What you need to do ▸ Go through the listing and copy each line with the string "荷塘月色".

Extracted records ▸
========================

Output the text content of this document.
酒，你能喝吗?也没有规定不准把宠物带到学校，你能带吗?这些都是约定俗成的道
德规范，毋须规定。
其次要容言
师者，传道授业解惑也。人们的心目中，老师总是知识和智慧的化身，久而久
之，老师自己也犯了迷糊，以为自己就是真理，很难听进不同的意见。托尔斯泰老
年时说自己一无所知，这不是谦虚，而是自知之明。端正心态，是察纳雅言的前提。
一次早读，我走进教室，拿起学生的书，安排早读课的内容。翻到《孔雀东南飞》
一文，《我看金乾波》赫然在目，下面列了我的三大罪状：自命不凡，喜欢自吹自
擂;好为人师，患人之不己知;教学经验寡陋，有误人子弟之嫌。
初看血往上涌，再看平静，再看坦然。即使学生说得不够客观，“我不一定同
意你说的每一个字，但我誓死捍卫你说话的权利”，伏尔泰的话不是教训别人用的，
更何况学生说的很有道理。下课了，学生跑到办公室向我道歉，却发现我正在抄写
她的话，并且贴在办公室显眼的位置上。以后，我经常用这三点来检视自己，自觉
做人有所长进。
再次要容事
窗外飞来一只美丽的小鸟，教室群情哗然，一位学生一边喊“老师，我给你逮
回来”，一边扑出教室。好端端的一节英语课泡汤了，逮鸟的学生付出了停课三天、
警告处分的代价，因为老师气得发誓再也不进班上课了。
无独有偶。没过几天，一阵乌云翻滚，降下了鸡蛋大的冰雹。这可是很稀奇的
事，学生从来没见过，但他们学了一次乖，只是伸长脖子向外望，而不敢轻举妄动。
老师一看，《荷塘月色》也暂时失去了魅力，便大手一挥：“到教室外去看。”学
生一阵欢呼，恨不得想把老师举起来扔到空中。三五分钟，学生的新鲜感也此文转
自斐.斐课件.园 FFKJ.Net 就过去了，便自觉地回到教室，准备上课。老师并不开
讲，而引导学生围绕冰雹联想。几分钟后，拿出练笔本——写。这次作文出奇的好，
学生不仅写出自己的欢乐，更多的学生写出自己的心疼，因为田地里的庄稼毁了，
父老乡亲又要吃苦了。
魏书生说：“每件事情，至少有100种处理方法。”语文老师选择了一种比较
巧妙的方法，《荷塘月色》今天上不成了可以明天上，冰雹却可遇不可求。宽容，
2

========================

Exercise solution ▸
老师一看，《荷塘月色》也暂时失去了魅力，便大手一挥：“到教室外去看。”学
巧妙的方法，《荷塘月色》今天上不成了可以明天上，冰雹却可遇不可求。宽容，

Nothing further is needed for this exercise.